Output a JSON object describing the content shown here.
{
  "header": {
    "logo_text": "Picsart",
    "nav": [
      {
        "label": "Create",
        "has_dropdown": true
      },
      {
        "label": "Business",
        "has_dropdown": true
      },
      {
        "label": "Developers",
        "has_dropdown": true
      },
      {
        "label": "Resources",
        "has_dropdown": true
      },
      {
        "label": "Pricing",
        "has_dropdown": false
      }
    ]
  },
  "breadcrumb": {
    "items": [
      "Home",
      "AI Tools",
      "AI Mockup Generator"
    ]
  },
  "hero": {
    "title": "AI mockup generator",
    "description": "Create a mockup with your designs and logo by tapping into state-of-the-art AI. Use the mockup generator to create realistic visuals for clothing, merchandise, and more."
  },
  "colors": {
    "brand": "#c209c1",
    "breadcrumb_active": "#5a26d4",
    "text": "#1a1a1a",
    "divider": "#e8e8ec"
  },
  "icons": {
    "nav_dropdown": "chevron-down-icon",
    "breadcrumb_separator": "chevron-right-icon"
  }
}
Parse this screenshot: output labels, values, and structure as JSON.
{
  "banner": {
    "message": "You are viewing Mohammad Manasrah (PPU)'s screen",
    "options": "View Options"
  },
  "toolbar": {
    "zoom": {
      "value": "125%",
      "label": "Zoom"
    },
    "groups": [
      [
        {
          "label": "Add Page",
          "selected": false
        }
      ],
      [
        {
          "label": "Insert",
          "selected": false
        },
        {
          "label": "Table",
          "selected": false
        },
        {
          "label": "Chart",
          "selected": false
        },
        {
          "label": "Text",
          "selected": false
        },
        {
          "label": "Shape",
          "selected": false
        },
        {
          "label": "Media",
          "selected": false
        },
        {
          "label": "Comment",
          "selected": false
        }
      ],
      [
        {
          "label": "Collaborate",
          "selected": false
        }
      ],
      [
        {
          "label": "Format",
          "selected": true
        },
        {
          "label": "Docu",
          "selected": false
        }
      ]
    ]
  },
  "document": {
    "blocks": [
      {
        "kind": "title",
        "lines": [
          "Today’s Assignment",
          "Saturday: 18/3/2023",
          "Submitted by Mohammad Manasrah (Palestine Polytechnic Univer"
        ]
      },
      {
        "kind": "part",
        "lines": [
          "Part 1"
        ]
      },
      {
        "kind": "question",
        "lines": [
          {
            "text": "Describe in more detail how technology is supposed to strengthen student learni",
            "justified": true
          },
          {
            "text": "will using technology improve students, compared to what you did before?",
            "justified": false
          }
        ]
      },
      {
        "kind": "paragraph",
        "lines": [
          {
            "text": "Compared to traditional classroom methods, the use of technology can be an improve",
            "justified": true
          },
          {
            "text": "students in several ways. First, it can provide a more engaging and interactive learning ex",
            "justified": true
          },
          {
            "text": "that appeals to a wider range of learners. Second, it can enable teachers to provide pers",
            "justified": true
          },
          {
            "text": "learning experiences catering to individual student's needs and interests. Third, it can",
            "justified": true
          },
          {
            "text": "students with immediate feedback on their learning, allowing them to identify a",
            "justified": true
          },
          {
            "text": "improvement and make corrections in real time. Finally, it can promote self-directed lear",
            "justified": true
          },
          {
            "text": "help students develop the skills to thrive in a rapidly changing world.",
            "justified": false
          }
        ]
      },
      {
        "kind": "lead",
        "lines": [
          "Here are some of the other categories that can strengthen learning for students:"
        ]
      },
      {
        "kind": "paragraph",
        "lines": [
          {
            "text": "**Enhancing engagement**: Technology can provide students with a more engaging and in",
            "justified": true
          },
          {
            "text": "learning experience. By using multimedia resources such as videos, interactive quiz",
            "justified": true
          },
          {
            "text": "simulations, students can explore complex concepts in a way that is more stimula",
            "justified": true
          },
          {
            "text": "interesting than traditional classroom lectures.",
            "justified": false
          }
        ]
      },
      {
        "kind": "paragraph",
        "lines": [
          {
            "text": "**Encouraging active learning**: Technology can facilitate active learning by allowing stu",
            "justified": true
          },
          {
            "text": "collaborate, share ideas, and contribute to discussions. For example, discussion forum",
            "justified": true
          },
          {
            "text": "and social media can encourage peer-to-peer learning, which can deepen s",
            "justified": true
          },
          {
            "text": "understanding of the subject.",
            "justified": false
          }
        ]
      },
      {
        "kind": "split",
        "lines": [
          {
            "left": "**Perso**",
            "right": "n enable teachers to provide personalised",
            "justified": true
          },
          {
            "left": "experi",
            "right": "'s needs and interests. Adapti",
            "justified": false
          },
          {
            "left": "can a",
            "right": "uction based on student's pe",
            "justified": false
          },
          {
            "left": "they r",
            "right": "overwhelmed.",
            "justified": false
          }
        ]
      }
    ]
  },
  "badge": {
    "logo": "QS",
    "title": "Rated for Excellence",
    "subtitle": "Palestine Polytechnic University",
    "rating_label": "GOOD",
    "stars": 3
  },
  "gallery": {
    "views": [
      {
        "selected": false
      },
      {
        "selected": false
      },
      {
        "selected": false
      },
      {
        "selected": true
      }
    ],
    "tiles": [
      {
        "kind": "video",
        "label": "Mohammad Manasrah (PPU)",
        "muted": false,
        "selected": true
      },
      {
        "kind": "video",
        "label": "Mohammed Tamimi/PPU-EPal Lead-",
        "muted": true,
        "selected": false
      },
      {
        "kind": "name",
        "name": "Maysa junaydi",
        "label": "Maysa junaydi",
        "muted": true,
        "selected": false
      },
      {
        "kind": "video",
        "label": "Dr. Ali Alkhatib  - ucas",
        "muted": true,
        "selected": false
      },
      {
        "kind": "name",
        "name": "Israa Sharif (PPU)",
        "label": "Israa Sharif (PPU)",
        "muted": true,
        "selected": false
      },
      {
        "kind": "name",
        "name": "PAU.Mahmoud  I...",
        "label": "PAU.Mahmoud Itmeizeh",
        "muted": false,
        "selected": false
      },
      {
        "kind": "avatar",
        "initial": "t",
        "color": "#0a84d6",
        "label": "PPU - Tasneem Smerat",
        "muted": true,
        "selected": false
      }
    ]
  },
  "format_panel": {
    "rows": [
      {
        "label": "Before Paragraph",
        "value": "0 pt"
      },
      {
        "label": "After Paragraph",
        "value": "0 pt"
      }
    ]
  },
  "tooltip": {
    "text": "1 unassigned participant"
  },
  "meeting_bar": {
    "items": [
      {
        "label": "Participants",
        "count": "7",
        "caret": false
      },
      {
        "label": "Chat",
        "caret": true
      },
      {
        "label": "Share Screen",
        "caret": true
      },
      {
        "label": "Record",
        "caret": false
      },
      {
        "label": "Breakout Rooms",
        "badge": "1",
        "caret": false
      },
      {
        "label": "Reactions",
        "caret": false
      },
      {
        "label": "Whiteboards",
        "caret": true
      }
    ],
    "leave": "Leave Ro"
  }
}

__________

_Exercise prompt_.
Copy the records above exactly.

_Response for this exercise_.
Output a JSON object describing the content shown here.
{
  "header": {
    "logo_text": "Picsart",
    "nav": [
      {
        "label": "Create",
        "has_dropdown": true
      },
      {
        "label": "Business",
        "has_dropdown": true
      },
      {
        "label": "Developers",
        "has_dropdown": true
      },
      {
        "label": "Resources",
        "has_dropdown": true
      },
      {
        "label": "Pricing",
        "has_dropdown": false
      }
    ]
  },
  "breadcrumb": {
    "items": [
      "Home",
      "AI Tools",
      "AI Mockup Generator"
    ]
  },
  "hero": {
    "title": "AI mockup generator",
    "description": "Create a mockup with your designs and logo by tapping into state-of-the-art AI. Use the mockup generator to create realistic visuals for clothing, merchandise, and more."
  },
  "colors": {
    "brand": "#c209c1",
    "breadcrumb_active": "#5a26d4",
    "text": "#1a1a1a",
    "divider": "#e8e8ec"
  },
  "icons": {
    "nav_dropdown": "chevron-down-icon",
    "breadcrumb_separator": "chevron-right-icon"
  }
}
Parse this screenshot: output labels, values, and structure as JSON.
{
  "banner": {
    "message": "You are viewing Mohammad Manasrah (PPU)'s screen",
    "options": "View Options"
  },
  "toolbar": {
    "zoom": {
      "value": "125%",
      "label": "Zoom"
    },
    "groups": [
      [
        {
          "label": "Add Page",
          "selected": false
        }
      ],
      [
        {
          "label": "Insert",
          "selected": false
        },
        {
          "label": "Table",
          "selected": false
        },
        {
          "label": "Chart",
          "selected": false
        },
        {
          "label": "Text",
          "selected": false
        },
        {
          "label": "Shape",
          "selected": false
        },
        {
          "label": "Media",
          "selected": false
        },
        {
          "label": "Comment",
          "selected": false
        }
      ],
      [
        {
          "label": "Collaborate",
          "selected": false
        }
      ],
      [
        {
          "label": "Format",
          "selected": true
        },
        {
          "label": "Docu",
          "selected": false
        }
      ]
    ]
  },
  "document": {
    "blocks": [
      {
        "kind": "title",
        "lines": [
          "Today’s Assignment",
          "Saturday: 18/3/2023",
          "Submitted by Mohammad Manasrah (Palestine Polytechnic Univer"
        ]
      },
      {
        "kind": "part",
        "lines": [
          "Part 1"
        ]
      },
      {
        "kind": "question",
        "lines": [
          {
            "text": "Describe in more detail how technology is supposed to strengthen student learni",
            "justified": true
          },
          {
            "text": "will using technology improve students, compared to what you did before?",
            "justified": false
          }
        ]
      },
      {
        "kind": "paragraph",
        "lines": [
          {
            "text": "Compared to traditional classroom methods, the use of technology can be an improve",
            "justified": true
          },
          {
            "text": "students in several ways. First, it can provide a more engaging and interactive learning ex",
            "justified": true
          },
          {
            "text": "that appeals to a wider range of learners. Second, it can enable teachers to provide pers",
            "justified": true
          },
          {
            "text": "learning experiences catering to individual student's needs and interests. Third, it can",
            "justified": true
          },
          {
            "text": "students with immediate feedback on their learning, allowing them to identify a",
            "justified": true
          },
          {
            "text": "improvement and make corrections in real time. Finally, it can promote self-directed lear",
            "justified": true
          },
          {
            "text": "help students develop the skills to thrive in a rapidly changing world.",
            "justified": false
          }
        ]
      },
      {
        "kind": "lead",
        "lines": [
          "Here are some of the other categories that can strengthen learning for students:"
        ]
      },
      {
        "kind": "paragraph",
        "lines": [
          {
            "text": "**Enhancing engagement**: Technology can provide students with a more engaging and in",
            "justified": true
          },
          {
            "text": "learning experience. By using multimedia resources such as videos, interactive quiz",
            "justified": true
          },
          {
            "text": "simulations, students can explore complex concepts in a way that is more stimula",
            "justified": true
          },
          {
            "text": "interesting than traditional classroom lectures.",
            "justified": false
          }
        ]
      },
      {
        "kind": "paragraph",
        "lines": [
          {
            "text": "**Encouraging active learning**: Technology can facilitate active learning by allowing stu",
            "justified": true
          },
          {
            "text": "collaborate, share ideas, and contribute to discussions. For example, discussion forum",
            "justified": true
          },
          {
            "text": "and social media can encourage peer-to-peer learning, which can deepen s",
            "justified": true
          },
          {
            "text": "understanding of the subject.",
            "justified": false
          }
        ]
      },
      {
        "kind": "split",
        "lines": [
          {
            "left": "**Perso**",
            "right": "n enable teachers to provide personalised",
            "justified": true
          },
          {
            "left": "experi",
            "right": "'s needs and interests. Adapti",
            "justified": false
          },
          {
            "left": "can a",
            "right": "uction based on student's pe",
            "justified": false
          },
          {
            "left": "they r",
            "right": "overwhelmed.",
            "justified": false
          }
        ]
      }
    ]
  },
  "badge": {
    "logo": "QS",
    "title": "Rated for Excellence",
    "subtitle": "Palestine Polytechnic University",
    "rating_label": "GOOD",
    "stars": 3
  },
  "gallery": {
    "views": [
      {
        "selected": false
      },
      {
        "selected": false
      },
      {
        "selected": false
      },
      {
        "selected": true
      }
    ],
    "tiles": [
      {
        "kind": "video",
        "label": "Mohammad Manasrah (PPU)",
        "muted": false,
        "selected": true
      },
      {
        "kind": "video",
        "label": "Mohammed Tamimi/PPU-EPal Lead-",
        "muted": true,
        "selected": false
      },
      {
        "kind": "name",
        "name": "Maysa junaydi",
        "label": "Maysa junaydi",
        "muted": true,
        "selected": false
      },
      {
        "kind": "video",
        "label": "Dr. Ali Alkhatib  - ucas",
        "muted": true,
        "selected": false
      },
      {
        "kind": "name",
        "name": "Israa Sharif (PPU)",
        "label": "Israa Sharif (PPU)",
        "muted": true,
        "selected": false
      },
      {
        "kind": "name",
        "name": "PAU.Mahmoud  I...",
        "label": "PAU.Mahmoud Itmeizeh",
        "muted": false,
        "selected": false
      },
      {
        "kind": "avatar",
        "initial": "t",
        "color": "#0a84d6",
        "label": "PPU - Tasneem Smerat",
        "muted": true,
        "selected": false
      }
    ]
  },
  "format_panel": {
    "rows": [
      {
        "label": "Before Paragraph",
        "value": "0 pt"
      },
      {
        "label": "After Paragraph",
        "value": "0 pt"
      }
    ]
  },
  "tooltip": {
    "text": "1 unassigned participant"
  },
  "meeting_bar": {
    "items": [
      {
        "label": "Participants",
        "count": "7",
        "caret": false
      },
      {
        "label": "Chat",
        "caret": true
      },
      {
        "label": "Share Screen",
        "caret": true
      },
      {
        "label": "Record",
        "caret": false
      },
      {
        "label": "Breakout Rooms",
        "badge": "1",
        "caret": false
      },
      {
        "label": "Reactions",
        "caret": false
      },
      {
        "label": "Whiteboards",
        "caret": true
      }
    ],
    "leave": "Leave Ro"
  }
}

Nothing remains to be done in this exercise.